Collection entries:
****
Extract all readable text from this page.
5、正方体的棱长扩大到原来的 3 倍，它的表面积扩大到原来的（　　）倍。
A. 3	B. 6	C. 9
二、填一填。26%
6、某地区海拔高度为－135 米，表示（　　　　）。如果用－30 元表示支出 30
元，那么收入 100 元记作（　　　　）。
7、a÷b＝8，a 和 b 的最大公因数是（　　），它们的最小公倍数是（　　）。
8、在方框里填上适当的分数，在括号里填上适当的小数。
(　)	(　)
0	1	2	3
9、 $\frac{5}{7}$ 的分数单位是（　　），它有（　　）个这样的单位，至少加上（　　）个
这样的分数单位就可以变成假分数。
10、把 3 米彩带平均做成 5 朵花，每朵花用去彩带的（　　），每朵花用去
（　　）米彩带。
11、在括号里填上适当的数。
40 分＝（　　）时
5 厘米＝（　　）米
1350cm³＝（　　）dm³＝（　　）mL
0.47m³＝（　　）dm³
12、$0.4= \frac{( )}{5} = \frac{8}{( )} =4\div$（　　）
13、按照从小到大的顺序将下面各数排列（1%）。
****
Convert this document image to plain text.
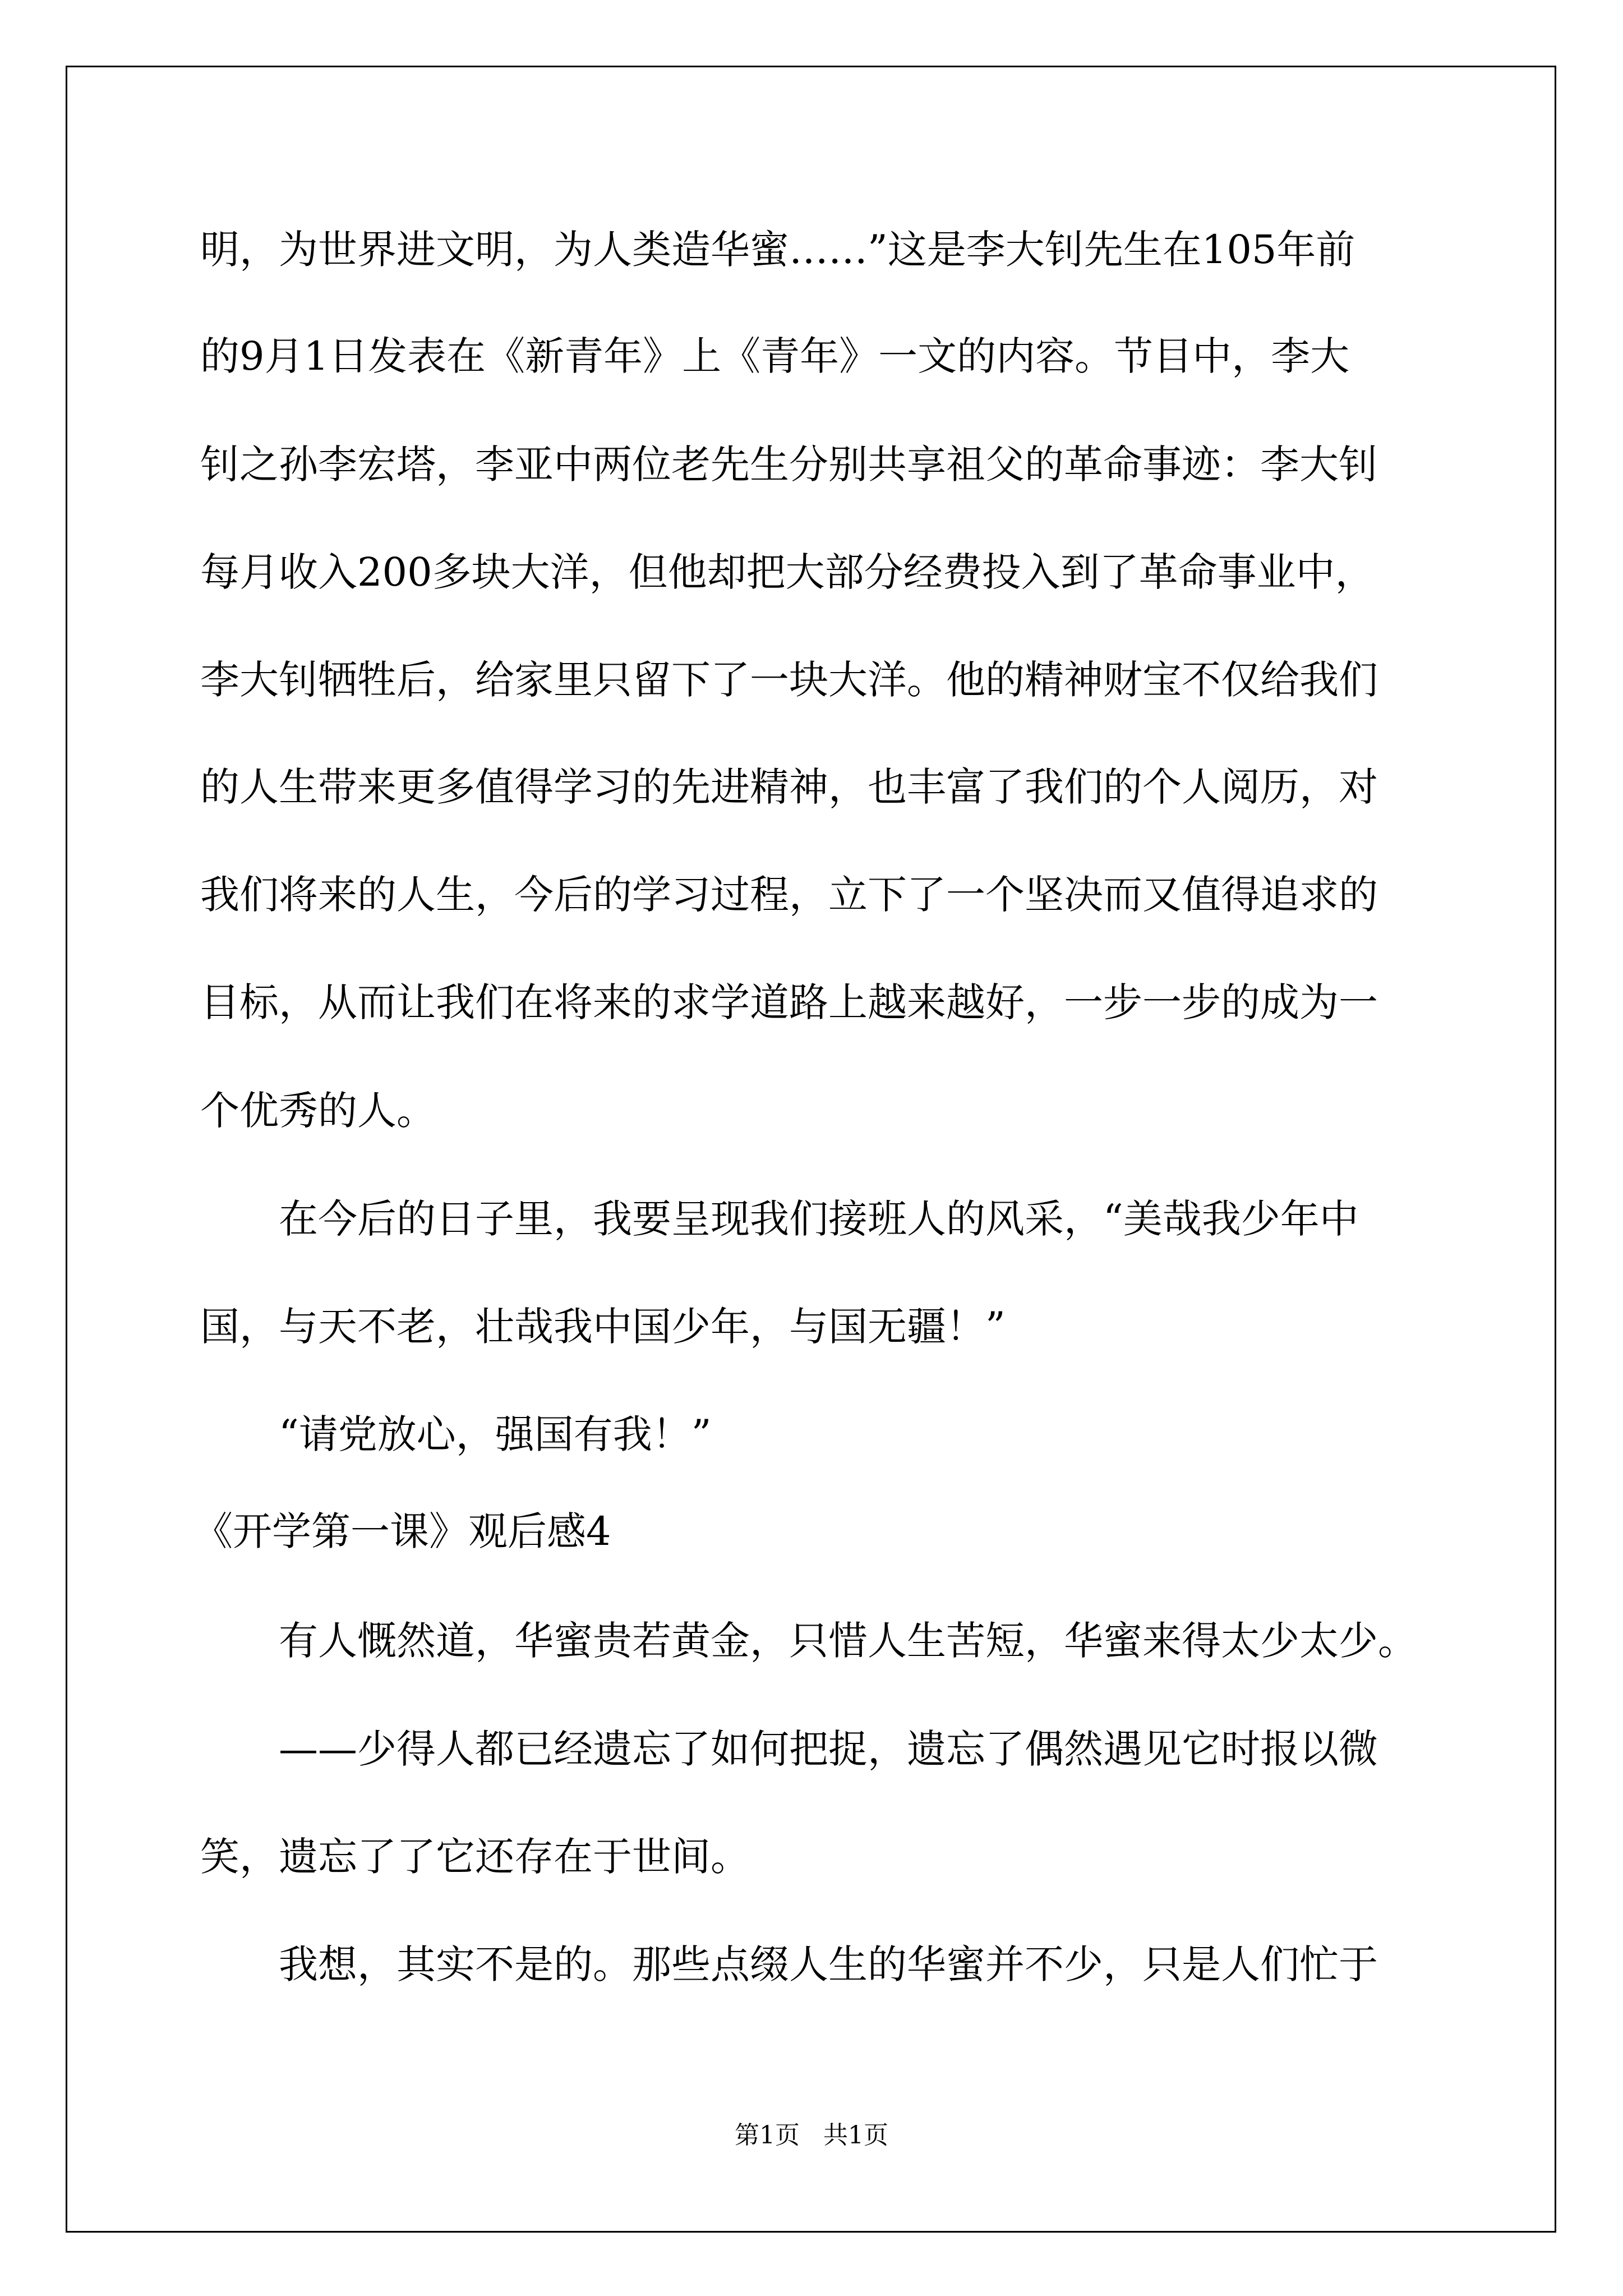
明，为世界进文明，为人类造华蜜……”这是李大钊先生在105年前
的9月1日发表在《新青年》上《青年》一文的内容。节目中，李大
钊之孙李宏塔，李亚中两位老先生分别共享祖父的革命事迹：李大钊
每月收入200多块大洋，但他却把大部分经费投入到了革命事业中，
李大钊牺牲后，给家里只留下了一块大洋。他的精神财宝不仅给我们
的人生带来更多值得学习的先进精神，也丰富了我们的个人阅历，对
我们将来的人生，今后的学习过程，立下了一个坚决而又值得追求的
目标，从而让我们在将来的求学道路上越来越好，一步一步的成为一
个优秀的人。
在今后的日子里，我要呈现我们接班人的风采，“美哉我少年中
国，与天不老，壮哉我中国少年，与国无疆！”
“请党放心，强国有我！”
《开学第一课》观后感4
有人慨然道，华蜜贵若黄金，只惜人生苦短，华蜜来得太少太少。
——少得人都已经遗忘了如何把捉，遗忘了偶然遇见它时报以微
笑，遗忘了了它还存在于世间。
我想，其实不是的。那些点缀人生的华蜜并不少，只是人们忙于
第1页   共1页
****
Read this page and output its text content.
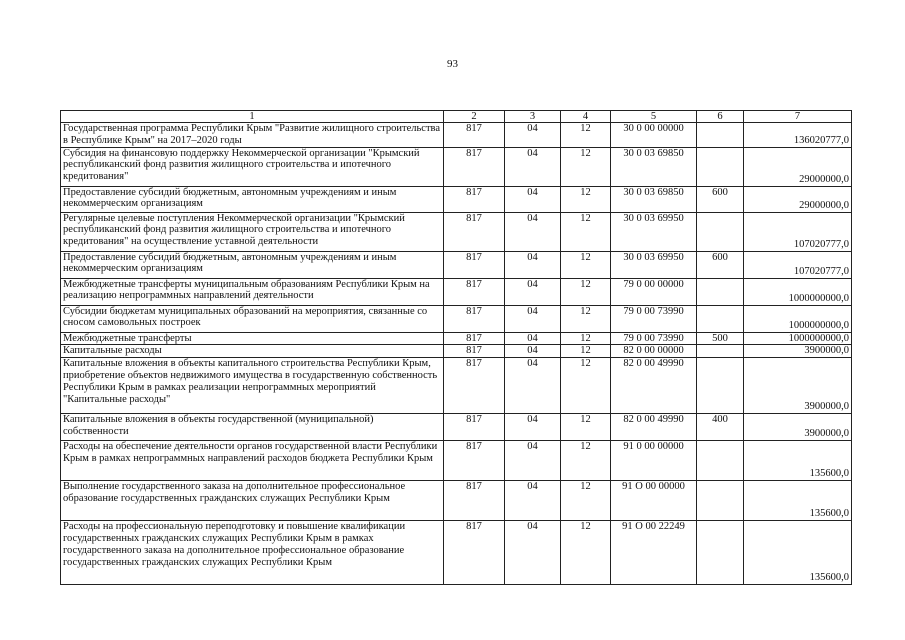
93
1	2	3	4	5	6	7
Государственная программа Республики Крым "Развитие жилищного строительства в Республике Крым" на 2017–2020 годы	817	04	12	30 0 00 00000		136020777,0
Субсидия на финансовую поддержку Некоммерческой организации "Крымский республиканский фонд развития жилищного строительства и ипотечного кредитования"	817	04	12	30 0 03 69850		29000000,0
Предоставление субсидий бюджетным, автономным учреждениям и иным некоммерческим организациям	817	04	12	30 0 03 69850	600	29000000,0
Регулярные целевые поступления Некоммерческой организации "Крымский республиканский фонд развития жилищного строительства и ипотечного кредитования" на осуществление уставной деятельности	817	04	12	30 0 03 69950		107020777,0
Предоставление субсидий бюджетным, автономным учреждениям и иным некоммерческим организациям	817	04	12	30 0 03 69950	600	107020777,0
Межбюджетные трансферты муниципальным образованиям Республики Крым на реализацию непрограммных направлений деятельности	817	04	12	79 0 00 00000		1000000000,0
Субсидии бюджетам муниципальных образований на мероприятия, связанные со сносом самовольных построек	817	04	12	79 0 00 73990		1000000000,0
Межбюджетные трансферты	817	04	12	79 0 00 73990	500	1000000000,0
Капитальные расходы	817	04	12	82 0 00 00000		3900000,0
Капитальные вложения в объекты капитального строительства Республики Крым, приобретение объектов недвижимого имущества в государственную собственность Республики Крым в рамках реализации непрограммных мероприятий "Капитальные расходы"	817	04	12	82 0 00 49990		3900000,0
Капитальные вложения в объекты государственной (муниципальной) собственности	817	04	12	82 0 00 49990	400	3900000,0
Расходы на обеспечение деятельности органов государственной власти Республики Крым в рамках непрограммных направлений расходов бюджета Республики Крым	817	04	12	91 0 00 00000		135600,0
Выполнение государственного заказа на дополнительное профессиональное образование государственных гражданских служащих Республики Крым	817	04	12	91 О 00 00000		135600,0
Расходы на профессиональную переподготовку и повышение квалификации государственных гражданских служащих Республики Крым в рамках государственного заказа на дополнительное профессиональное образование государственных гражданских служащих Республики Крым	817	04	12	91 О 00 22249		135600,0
****
Problem details: Each line above that holds the string "профессиональное" should be copied and shown.

Answer in full:
Выполнение государственного заказа на дополнительное профессиональное образование государственных гражданских служащих Республики Крым	817	04	12	91 О 00 00000		135600,0
Расходы на профессиональную переподготовку и повышение квалификации государственных гражданских служащих Республики Крым в рамках государственного заказа на дополнительное профессиональное образование государственных гражданских служащих Республики Крым	817	04	12	91 О 00 22249		135600,0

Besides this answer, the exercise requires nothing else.